Material for this task:
────────────────────────────────────────

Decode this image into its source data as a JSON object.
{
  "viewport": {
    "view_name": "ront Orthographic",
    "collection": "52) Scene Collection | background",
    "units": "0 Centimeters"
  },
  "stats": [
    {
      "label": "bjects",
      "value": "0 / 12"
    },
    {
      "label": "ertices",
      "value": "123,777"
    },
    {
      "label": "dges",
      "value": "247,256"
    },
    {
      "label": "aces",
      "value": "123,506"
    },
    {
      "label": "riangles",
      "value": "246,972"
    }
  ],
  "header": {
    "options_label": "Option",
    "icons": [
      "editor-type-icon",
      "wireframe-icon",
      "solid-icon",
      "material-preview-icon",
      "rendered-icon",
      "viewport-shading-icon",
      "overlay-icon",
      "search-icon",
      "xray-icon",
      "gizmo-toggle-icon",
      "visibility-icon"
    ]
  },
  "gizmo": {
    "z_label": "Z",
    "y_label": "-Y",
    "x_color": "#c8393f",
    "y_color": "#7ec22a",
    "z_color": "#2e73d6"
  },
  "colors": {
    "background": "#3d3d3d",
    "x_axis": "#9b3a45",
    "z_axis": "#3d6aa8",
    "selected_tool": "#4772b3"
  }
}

────────────────────────────────────────

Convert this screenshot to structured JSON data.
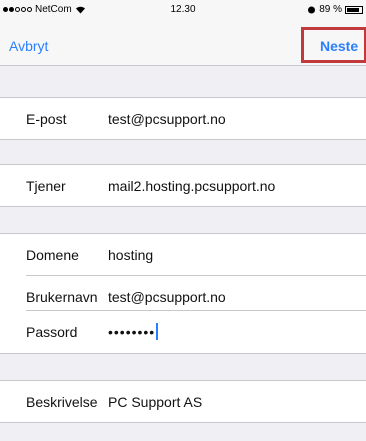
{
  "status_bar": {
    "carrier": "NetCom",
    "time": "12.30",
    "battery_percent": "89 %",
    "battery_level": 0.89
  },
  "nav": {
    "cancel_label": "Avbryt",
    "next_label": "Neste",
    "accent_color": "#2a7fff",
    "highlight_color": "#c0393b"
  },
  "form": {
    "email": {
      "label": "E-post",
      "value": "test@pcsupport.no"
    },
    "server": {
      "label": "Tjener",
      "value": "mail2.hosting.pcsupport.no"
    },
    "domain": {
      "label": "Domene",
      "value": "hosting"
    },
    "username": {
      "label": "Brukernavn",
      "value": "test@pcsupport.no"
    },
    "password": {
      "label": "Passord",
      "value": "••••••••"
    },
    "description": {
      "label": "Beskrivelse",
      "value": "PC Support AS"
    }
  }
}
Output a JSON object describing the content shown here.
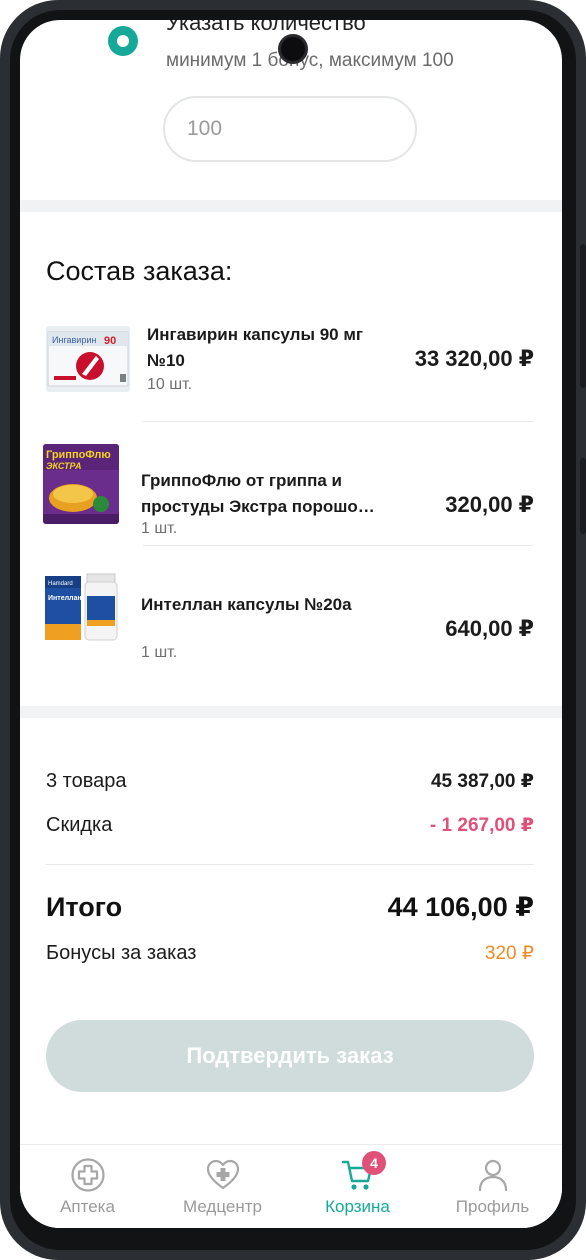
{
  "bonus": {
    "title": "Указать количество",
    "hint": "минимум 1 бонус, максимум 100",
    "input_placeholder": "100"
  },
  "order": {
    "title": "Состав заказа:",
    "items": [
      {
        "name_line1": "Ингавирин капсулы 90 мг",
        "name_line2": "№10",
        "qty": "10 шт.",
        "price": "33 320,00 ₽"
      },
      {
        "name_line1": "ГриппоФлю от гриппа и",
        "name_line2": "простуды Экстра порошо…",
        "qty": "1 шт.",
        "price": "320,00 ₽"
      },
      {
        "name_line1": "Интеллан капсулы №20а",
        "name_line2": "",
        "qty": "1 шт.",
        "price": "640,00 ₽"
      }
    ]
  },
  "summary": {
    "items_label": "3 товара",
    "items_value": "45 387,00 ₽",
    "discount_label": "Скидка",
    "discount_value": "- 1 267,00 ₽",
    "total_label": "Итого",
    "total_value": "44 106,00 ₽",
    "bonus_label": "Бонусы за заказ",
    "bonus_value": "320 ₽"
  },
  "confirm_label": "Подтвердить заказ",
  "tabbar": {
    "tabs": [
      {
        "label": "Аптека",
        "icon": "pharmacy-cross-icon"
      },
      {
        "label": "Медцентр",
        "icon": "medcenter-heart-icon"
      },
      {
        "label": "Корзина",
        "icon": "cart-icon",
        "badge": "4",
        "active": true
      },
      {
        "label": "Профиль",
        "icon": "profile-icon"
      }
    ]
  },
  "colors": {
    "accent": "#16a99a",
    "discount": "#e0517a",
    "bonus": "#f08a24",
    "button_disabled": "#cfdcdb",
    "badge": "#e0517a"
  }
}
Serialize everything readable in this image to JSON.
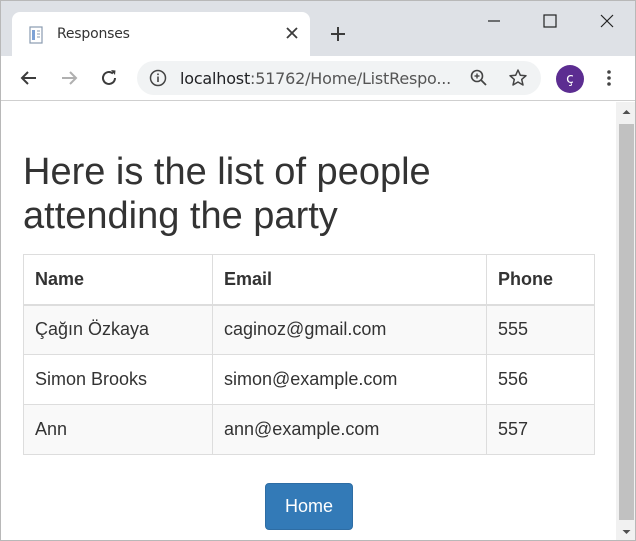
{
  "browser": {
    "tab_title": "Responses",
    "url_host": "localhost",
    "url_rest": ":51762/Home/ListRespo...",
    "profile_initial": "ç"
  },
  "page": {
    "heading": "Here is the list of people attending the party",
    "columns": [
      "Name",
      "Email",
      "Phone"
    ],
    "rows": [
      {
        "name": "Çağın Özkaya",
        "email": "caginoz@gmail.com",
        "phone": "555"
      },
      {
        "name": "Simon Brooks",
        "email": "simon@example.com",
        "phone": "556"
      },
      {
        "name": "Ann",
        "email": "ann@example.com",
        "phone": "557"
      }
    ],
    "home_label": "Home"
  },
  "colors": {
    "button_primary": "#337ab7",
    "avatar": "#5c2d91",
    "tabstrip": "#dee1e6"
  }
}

────────────────────────────────────────

Task directions: Identify the lines above that contain the word "data", then copy them.

Completed task:
Decode this image into its source data as a JSON object.
Convert this screenshot to structured JSON data.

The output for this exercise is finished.